(Saved entries)
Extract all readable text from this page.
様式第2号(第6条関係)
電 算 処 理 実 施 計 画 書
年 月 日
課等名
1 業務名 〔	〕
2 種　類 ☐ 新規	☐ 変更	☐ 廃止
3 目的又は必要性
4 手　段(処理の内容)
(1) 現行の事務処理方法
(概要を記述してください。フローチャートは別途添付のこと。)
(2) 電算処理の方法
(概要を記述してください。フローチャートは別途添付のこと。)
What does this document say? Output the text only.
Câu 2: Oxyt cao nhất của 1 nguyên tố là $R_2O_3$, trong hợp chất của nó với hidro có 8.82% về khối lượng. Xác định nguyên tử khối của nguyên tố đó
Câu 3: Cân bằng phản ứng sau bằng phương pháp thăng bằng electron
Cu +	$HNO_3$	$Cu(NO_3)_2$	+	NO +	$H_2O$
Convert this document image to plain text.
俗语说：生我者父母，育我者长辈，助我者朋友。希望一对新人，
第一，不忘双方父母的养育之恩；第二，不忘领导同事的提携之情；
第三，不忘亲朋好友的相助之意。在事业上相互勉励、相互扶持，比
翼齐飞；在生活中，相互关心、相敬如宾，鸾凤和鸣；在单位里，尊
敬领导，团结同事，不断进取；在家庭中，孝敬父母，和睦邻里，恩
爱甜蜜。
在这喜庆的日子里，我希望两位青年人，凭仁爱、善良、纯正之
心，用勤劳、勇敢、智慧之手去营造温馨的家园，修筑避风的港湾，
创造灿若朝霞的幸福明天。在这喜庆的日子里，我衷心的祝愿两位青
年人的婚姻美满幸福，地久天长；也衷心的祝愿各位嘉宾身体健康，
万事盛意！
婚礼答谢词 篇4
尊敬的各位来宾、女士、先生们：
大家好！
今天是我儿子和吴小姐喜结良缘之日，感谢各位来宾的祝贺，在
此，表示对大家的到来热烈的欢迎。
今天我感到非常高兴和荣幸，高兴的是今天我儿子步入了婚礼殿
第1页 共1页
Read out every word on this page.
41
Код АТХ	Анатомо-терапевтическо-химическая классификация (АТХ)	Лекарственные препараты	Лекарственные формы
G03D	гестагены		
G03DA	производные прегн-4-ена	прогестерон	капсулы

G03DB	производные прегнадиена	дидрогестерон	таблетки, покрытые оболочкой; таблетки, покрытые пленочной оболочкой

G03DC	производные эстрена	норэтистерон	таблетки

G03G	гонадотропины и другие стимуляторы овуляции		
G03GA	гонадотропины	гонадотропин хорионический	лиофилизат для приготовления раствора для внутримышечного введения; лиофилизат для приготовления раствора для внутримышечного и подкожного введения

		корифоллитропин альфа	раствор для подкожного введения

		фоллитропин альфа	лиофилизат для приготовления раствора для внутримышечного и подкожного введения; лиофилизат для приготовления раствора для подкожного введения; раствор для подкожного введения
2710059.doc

_TASK STATEMENT_: Copy out every line from the records that has the word "在这喜庆的日子里".

_EXERCISE SOLUTION_:
在这喜庆的日子里，我希望两位青年人，凭仁爱、善良、纯正之
创造灿若朝霞的幸福明天。在这喜庆的日子里，我衷心的祝愿两位青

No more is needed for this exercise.